DESCRIPTION OF THE TASK – Copy the records below exactly as they are written.

DATA SHOWN –
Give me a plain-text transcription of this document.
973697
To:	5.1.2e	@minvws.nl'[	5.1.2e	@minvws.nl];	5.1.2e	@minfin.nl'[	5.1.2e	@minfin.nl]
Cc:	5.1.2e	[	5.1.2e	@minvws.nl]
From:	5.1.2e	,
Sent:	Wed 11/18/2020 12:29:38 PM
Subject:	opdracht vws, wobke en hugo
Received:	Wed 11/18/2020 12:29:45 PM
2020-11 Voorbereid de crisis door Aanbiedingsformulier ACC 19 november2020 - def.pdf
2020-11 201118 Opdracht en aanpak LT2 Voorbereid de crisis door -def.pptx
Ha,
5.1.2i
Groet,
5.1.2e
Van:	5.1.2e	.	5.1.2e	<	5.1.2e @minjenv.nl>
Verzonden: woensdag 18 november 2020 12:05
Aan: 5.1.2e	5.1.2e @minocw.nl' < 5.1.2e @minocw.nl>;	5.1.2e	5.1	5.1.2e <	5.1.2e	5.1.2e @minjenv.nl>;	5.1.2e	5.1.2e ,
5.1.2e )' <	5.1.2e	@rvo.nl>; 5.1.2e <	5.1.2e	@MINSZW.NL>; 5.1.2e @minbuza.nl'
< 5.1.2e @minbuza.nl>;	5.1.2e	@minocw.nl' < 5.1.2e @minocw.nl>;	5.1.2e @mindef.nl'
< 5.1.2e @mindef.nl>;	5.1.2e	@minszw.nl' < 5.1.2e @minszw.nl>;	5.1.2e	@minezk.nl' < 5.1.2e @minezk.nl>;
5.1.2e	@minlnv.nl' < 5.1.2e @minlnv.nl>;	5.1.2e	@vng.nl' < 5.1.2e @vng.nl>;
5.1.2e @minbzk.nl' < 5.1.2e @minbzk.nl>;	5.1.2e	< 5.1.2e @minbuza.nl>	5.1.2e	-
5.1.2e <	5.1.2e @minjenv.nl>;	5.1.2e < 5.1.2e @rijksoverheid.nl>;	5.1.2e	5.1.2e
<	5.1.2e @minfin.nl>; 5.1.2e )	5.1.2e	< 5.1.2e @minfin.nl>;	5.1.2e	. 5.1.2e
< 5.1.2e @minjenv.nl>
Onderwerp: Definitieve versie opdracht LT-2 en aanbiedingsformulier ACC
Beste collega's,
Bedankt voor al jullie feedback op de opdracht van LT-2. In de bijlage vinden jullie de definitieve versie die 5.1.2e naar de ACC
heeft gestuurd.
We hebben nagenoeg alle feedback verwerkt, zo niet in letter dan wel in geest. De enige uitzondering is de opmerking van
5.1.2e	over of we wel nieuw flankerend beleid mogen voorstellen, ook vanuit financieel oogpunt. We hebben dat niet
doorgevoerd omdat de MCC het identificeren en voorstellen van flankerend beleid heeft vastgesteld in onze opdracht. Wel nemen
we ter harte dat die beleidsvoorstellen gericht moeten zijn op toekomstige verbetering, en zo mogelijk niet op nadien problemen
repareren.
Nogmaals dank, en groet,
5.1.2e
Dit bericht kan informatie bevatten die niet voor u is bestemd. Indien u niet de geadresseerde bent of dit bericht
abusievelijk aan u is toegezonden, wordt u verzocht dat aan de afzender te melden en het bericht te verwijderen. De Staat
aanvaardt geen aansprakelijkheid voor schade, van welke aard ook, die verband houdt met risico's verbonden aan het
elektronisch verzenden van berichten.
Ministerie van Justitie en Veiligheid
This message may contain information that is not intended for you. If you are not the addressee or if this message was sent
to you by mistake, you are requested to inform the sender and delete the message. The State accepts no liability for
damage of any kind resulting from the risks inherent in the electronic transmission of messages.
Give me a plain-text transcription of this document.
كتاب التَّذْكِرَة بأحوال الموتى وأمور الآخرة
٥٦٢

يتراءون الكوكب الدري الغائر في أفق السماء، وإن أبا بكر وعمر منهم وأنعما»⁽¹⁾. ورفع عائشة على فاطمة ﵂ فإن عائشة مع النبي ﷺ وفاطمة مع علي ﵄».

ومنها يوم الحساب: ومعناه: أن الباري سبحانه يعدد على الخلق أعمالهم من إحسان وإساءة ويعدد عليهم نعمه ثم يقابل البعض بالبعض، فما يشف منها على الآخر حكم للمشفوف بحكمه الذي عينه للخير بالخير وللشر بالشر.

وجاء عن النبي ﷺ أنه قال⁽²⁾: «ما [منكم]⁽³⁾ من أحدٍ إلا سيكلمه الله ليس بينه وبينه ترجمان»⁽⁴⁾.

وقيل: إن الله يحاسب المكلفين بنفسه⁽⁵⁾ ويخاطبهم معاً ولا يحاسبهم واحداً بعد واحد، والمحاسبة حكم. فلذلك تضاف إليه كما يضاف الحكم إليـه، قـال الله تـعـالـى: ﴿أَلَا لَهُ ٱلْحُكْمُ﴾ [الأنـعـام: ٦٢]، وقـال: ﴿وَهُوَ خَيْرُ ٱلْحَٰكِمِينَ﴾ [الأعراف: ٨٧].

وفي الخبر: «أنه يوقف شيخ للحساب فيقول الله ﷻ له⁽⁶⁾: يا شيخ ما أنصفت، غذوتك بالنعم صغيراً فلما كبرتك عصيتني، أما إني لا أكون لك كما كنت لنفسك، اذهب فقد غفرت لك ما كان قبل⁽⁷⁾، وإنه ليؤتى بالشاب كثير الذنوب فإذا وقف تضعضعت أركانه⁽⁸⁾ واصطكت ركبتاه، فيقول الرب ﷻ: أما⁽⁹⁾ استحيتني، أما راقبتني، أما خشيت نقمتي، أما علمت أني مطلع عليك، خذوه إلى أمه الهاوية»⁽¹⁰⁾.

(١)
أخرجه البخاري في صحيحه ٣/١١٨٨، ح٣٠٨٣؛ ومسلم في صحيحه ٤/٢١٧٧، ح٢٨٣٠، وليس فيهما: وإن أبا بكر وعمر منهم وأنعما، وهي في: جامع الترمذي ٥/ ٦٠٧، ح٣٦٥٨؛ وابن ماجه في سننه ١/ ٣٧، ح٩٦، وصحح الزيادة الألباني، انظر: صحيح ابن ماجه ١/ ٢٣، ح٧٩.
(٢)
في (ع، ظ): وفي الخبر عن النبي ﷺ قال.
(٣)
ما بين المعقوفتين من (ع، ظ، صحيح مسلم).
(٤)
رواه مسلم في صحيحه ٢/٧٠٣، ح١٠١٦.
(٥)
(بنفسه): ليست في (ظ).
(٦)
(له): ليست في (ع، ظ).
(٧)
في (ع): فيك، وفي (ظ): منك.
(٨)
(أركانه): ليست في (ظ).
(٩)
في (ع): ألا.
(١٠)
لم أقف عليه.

OUTPUT FOR THIS TASK –
Give me a plain-text transcription of this document.
973697
To:	5.1.2e	@minvws.nl'[	5.1.2e	@minvws.nl];	5.1.2e	@minfin.nl'[	5.1.2e	@minfin.nl]
Cc:	5.1.2e	[	5.1.2e	@minvws.nl]
From:	5.1.2e	,
Sent:	Wed 11/18/2020 12:29:38 PM
Subject:	opdracht vws, wobke en hugo
Received:	Wed 11/18/2020 12:29:45 PM
2020-11 Voorbereid de crisis door Aanbiedingsformulier ACC 19 november2020 - def.pdf
2020-11 201118 Opdracht en aanpak LT2 Voorbereid de crisis door -def.pptx
Ha,
5.1.2i
Groet,
5.1.2e
Van:	5.1.2e	.	5.1.2e	<	5.1.2e @minjenv.nl>
Verzonden: woensdag 18 november 2020 12:05
Aan: 5.1.2e	5.1.2e @minocw.nl' < 5.1.2e @minocw.nl>;	5.1.2e	5.1	5.1.2e <	5.1.2e	5.1.2e @minjenv.nl>;	5.1.2e	5.1.2e ,
5.1.2e )' <	5.1.2e	@rvo.nl>; 5.1.2e <	5.1.2e	@MINSZW.NL>; 5.1.2e @minbuza.nl'
< 5.1.2e @minbuza.nl>;	5.1.2e	@minocw.nl' < 5.1.2e @minocw.nl>;	5.1.2e @mindef.nl'
< 5.1.2e @mindef.nl>;	5.1.2e	@minszw.nl' < 5.1.2e @minszw.nl>;	5.1.2e	@minezk.nl' < 5.1.2e @minezk.nl>;
5.1.2e	@minlnv.nl' < 5.1.2e @minlnv.nl>;	5.1.2e	@vng.nl' < 5.1.2e @vng.nl>;
5.1.2e @minbzk.nl' < 5.1.2e @minbzk.nl>;	5.1.2e	< 5.1.2e @minbuza.nl>	5.1.2e	-
5.1.2e <	5.1.2e @minjenv.nl>;	5.1.2e < 5.1.2e @rijksoverheid.nl>;	5.1.2e	5.1.2e
<	5.1.2e @minfin.nl>; 5.1.2e )	5.1.2e	< 5.1.2e @minfin.nl>;	5.1.2e	. 5.1.2e
< 5.1.2e @minjenv.nl>
Onderwerp: Definitieve versie opdracht LT-2 en aanbiedingsformulier ACC
Beste collega's,
Bedankt voor al jullie feedback op de opdracht van LT-2. In de bijlage vinden jullie de definitieve versie die 5.1.2e naar de ACC
heeft gestuurd.
We hebben nagenoeg alle feedback verwerkt, zo niet in letter dan wel in geest. De enige uitzondering is de opmerking van
5.1.2e	over of we wel nieuw flankerend beleid mogen voorstellen, ook vanuit financieel oogpunt. We hebben dat niet
doorgevoerd omdat de MCC het identificeren en voorstellen van flankerend beleid heeft vastgesteld in onze opdracht. Wel nemen
we ter harte dat die beleidsvoorstellen gericht moeten zijn op toekomstige verbetering, en zo mogelijk niet op nadien problemen
repareren.
Nogmaals dank, en groet,
5.1.2e
Dit bericht kan informatie bevatten die niet voor u is bestemd. Indien u niet de geadresseerde bent of dit bericht
abusievelijk aan u is toegezonden, wordt u verzocht dat aan de afzender te melden en het bericht te verwijderen. De Staat
aanvaardt geen aansprakelijkheid voor schade, van welke aard ook, die verband houdt met risico's verbonden aan het
elektronisch verzenden van berichten.
Ministerie van Justitie en Veiligheid
This message may contain information that is not intended for you. If you are not the addressee or if this message was sent
to you by mistake, you are requested to inform the sender and delete the message. The State accepts no liability for
damage of any kind resulting from the risks inherent in the electronic transmission of messages.
Give me a plain-text transcription of this document.
كتاب التَّذْكِرَة بأحوال الموتى وأمور الآخرة
٥٦٢

يتراءون الكوكب الدري الغائر في أفق السماء، وإن أبا بكر وعمر منهم وأنعما»⁽¹⁾. ورفع عائشة على فاطمة ﵂ فإن عائشة مع النبي ﷺ وفاطمة مع علي ﵄».

ومنها يوم الحساب: ومعناه: أن الباري سبحانه يعدد على الخلق أعمالهم من إحسان وإساءة ويعدد عليهم نعمه ثم يقابل البعض بالبعض، فما يشف منها على الآخر حكم للمشفوف بحكمه الذي عينه للخير بالخير وللشر بالشر.

وجاء عن النبي ﷺ أنه قال⁽²⁾: «ما [منكم]⁽³⁾ من أحدٍ إلا سيكلمه الله ليس بينه وبينه ترجمان»⁽⁴⁾.

وقيل: إن الله يحاسب المكلفين بنفسه⁽⁵⁾ ويخاطبهم معاً ولا يحاسبهم واحداً بعد واحد، والمحاسبة حكم. فلذلك تضاف إليه كما يضاف الحكم إليـه، قـال الله تـعـالـى: ﴿أَلَا لَهُ ٱلْحُكْمُ﴾ [الأنـعـام: ٦٢]، وقـال: ﴿وَهُوَ خَيْرُ ٱلْحَٰكِمِينَ﴾ [الأعراف: ٨٧].

وفي الخبر: «أنه يوقف شيخ للحساب فيقول الله ﷻ له⁽⁶⁾: يا شيخ ما أنصفت، غذوتك بالنعم صغيراً فلما كبرتك عصيتني، أما إني لا أكون لك كما كنت لنفسك، اذهب فقد غفرت لك ما كان قبل⁽⁷⁾، وإنه ليؤتى بالشاب كثير الذنوب فإذا وقف تضعضعت أركانه⁽⁸⁾ واصطكت ركبتاه، فيقول الرب ﷻ: أما⁽⁹⁾ استحيتني، أما راقبتني، أما خشيت نقمتي، أما علمت أني مطلع عليك، خذوه إلى أمه الهاوية»⁽¹⁰⁾.

(١)
أخرجه البخاري في صحيحه ٣/١١٨٨، ح٣٠٨٣؛ ومسلم في صحيحه ٤/٢١٧٧، ح٢٨٣٠، وليس فيهما: وإن أبا بكر وعمر منهم وأنعما، وهي في: جامع الترمذي ٥/ ٦٠٧، ح٣٦٥٨؛ وابن ماجه في سننه ١/ ٣٧، ح٩٦، وصحح الزيادة الألباني، انظر: صحيح ابن ماجه ١/ ٢٣، ح٧٩.
(٢)
في (ع، ظ): وفي الخبر عن النبي ﷺ قال.
(٣)
ما بين المعقوفتين من (ع، ظ، صحيح مسلم).
(٤)
رواه مسلم في صحيحه ٢/٧٠٣، ح١٠١٦.
(٥)
(بنفسه): ليست في (ظ).
(٦)
(له): ليست في (ع، ظ).
(٧)
في (ع): فيك، وفي (ظ): منك.
(٨)
(أركانه): ليست في (ظ).
(٩)
في (ع): ألا.
(١٠)
لم أقف عليه.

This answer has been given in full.